# What to work on
Your task is to copy every line of the entries that contains "Vaihdata".

===== Provided records

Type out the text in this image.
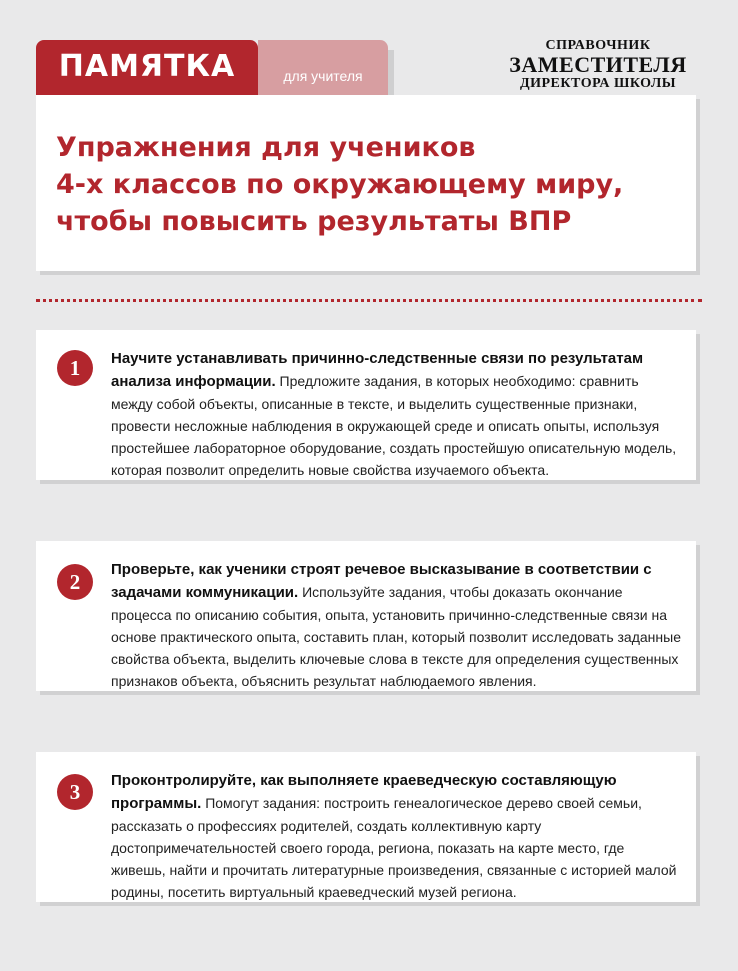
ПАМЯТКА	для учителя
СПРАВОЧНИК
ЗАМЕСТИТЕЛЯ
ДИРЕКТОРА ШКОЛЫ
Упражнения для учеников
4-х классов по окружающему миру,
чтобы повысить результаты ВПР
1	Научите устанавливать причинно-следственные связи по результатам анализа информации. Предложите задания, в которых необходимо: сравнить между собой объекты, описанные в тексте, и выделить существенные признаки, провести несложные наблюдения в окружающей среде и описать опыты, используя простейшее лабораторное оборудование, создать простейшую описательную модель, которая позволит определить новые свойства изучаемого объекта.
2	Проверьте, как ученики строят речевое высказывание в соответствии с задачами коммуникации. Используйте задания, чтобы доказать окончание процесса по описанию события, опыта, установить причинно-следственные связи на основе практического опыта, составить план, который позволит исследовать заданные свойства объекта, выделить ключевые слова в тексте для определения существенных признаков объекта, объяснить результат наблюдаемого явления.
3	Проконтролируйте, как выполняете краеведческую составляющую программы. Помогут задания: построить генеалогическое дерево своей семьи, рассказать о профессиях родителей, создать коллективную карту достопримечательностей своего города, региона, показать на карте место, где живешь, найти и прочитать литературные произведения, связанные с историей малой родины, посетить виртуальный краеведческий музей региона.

==========
===== Provided records

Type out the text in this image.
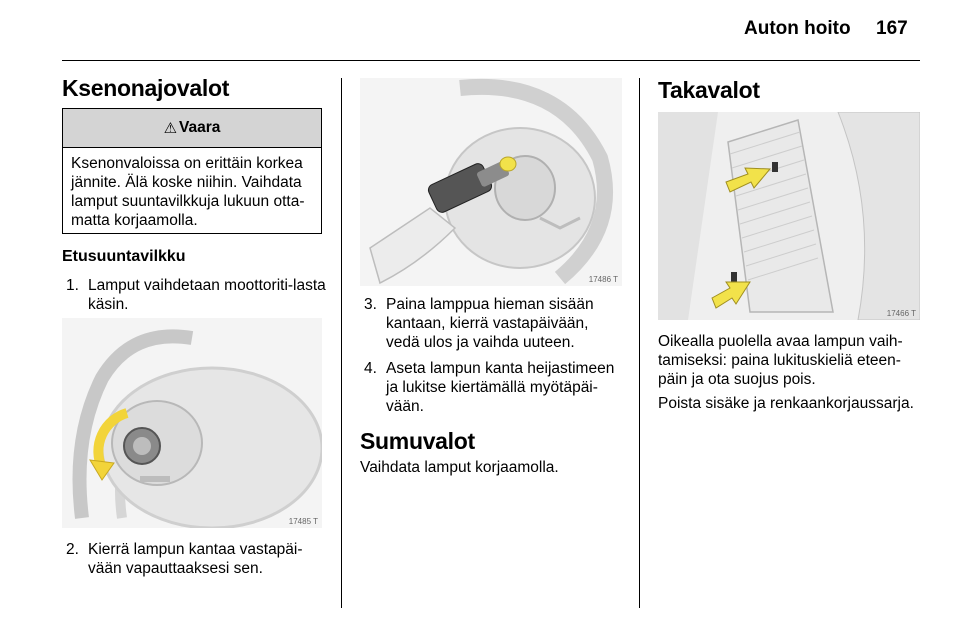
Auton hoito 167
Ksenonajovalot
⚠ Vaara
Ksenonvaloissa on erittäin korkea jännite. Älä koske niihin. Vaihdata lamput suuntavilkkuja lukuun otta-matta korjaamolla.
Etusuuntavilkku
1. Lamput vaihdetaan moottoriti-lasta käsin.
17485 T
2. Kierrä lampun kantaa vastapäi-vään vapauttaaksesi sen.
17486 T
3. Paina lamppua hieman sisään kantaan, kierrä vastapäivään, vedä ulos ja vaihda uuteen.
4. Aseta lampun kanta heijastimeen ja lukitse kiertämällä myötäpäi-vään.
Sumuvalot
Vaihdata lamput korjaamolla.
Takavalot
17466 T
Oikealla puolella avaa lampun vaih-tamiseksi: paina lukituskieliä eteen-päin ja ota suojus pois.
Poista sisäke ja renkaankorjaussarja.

==========

# Final result
Ksenonvaloissa on erittäin korkea jännite. Älä koske niihin. Vaihdata lamput suuntavilkkuja lukuun otta-matta korjaamolla.
Vaihdata lamput korjaamolla.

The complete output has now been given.